EXERCISE: In the material below, find each line holding the string "zeigt" and copy it.
^^^^^^^^^^^^^^^^
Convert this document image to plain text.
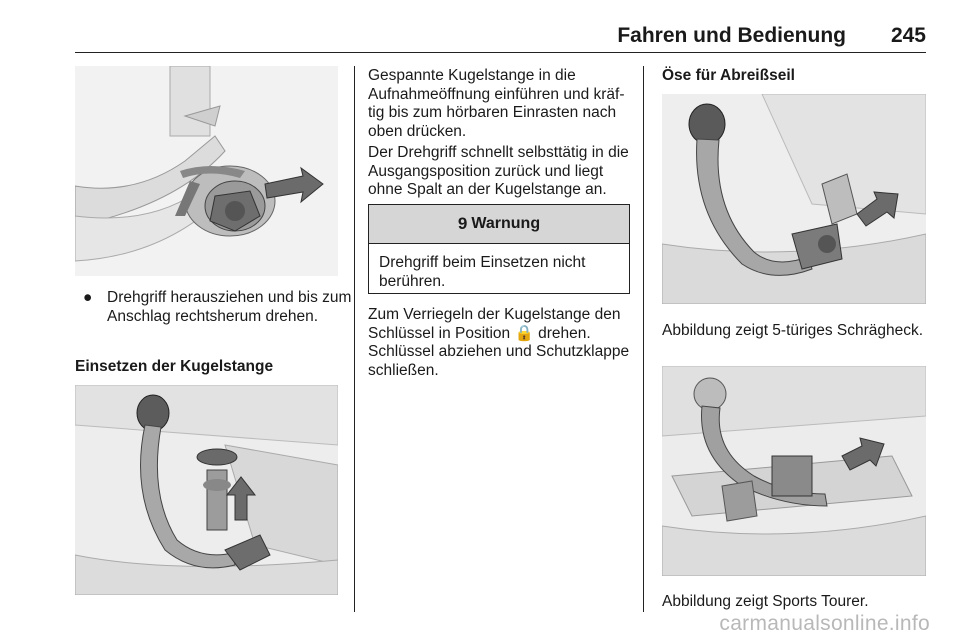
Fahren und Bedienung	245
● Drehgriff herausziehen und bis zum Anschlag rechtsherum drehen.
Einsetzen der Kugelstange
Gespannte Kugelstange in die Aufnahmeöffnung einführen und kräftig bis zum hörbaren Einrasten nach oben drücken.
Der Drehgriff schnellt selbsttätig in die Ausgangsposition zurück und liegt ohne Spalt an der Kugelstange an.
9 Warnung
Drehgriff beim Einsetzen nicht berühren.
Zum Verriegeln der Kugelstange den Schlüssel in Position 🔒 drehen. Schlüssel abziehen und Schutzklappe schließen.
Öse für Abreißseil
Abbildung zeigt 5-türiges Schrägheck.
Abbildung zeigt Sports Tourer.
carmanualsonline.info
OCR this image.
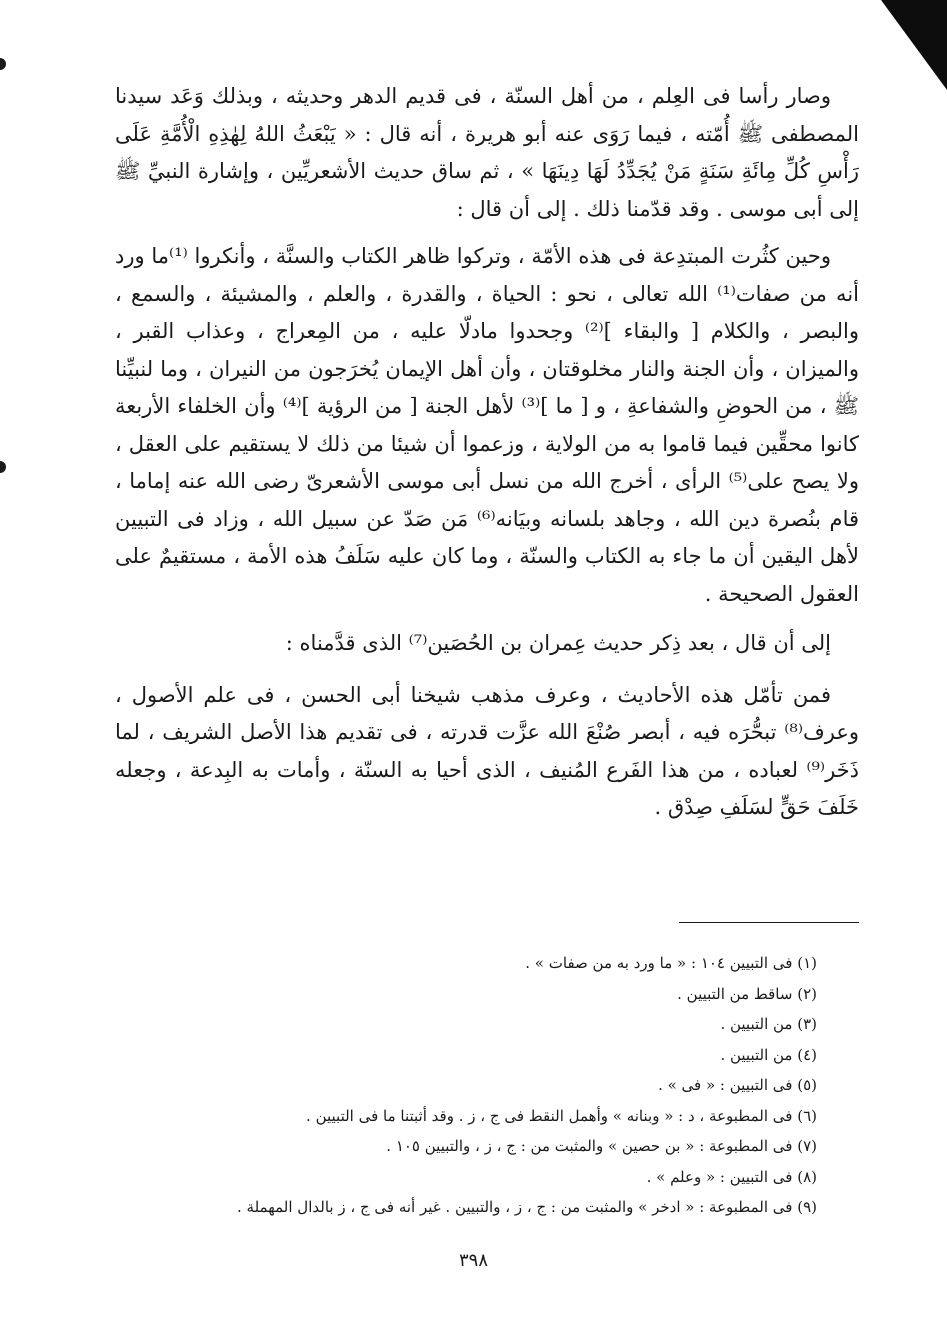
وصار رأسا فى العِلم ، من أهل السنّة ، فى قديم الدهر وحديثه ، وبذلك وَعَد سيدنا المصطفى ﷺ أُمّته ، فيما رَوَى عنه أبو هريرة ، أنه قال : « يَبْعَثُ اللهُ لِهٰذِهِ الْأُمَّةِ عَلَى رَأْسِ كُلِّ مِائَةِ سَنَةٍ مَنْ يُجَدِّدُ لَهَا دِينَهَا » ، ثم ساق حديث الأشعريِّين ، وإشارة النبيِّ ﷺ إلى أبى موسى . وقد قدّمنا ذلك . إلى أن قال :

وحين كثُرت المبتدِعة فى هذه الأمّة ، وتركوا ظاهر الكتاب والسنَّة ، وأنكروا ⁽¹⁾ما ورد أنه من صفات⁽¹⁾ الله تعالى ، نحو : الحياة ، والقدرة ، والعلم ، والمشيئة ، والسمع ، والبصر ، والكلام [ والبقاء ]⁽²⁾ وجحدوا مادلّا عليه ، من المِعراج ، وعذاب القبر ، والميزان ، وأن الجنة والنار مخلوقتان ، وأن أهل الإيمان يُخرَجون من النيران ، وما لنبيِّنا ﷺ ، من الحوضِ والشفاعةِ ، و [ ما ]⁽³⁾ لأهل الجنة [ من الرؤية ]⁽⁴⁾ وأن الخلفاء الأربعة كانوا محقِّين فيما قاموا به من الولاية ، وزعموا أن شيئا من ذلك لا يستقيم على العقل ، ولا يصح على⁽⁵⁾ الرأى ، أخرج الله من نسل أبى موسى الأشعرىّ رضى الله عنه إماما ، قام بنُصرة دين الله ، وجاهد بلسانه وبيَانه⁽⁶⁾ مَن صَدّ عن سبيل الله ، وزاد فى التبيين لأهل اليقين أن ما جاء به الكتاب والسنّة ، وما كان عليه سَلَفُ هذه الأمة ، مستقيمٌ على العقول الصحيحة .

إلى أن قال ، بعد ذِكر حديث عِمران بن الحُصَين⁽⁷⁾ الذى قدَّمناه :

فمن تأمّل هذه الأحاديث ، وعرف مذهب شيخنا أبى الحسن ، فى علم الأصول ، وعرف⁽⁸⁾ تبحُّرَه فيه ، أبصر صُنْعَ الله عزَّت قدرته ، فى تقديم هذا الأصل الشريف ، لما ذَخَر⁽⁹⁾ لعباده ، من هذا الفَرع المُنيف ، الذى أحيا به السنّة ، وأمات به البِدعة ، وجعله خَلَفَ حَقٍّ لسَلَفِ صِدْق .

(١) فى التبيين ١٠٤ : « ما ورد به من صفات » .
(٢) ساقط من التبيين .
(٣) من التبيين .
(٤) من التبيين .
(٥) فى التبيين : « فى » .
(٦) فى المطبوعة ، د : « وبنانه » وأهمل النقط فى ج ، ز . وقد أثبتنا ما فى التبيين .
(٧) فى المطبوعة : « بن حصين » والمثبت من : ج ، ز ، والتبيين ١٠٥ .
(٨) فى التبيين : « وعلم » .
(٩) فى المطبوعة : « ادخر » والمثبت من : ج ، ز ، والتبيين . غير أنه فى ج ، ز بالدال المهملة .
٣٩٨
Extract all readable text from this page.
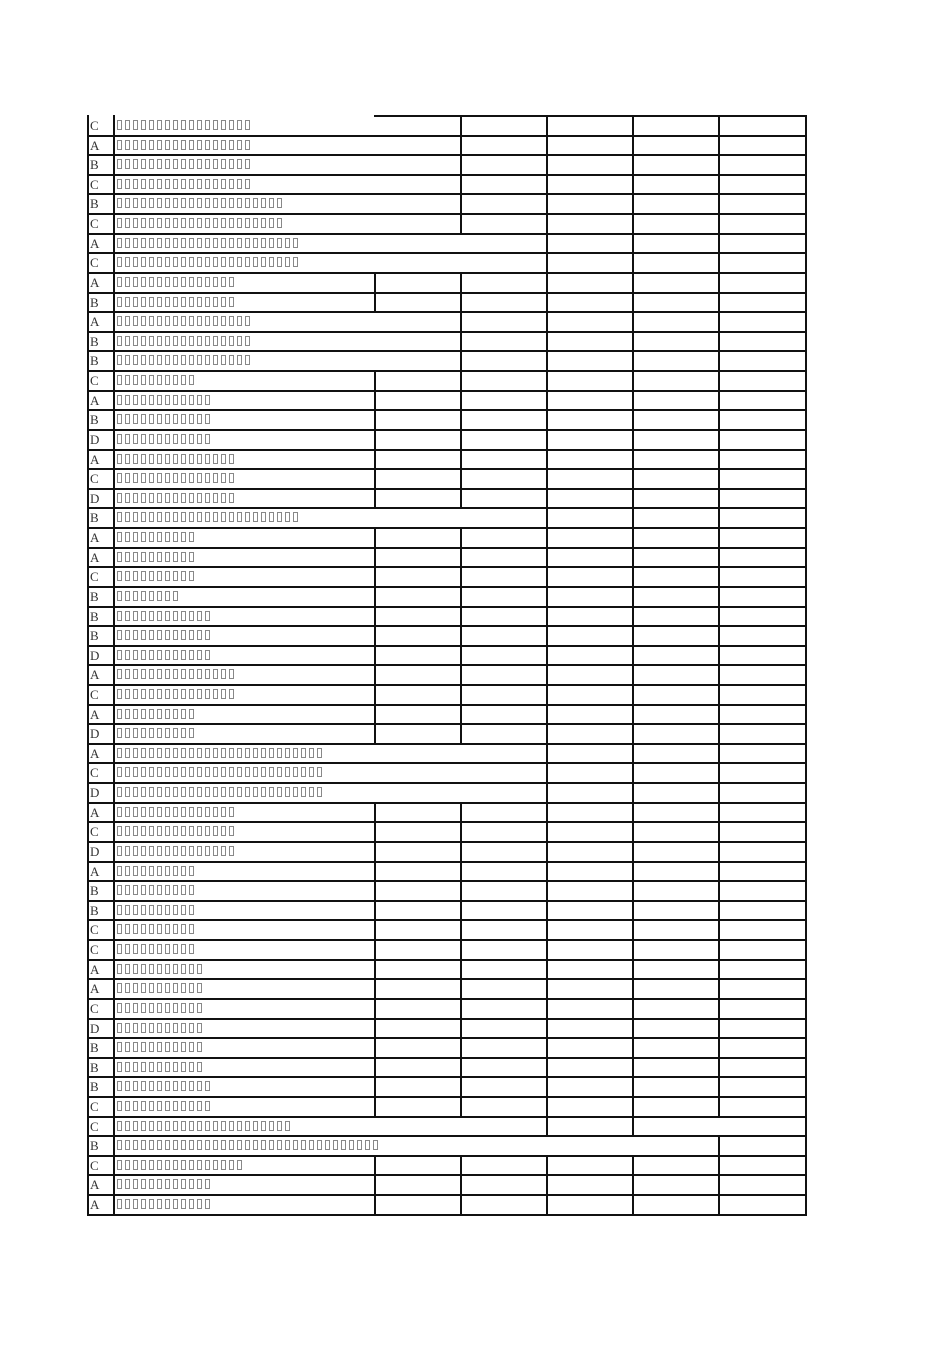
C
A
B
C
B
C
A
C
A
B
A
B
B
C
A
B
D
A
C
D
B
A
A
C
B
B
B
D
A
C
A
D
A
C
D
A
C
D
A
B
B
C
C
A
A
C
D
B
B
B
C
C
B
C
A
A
^^^^^^^^^^^^^^^^
EXERCISE ANSWER:
Abbildung zeigt 5-türiges Schrägheck.
Abbildung zeigt Sports Tourer.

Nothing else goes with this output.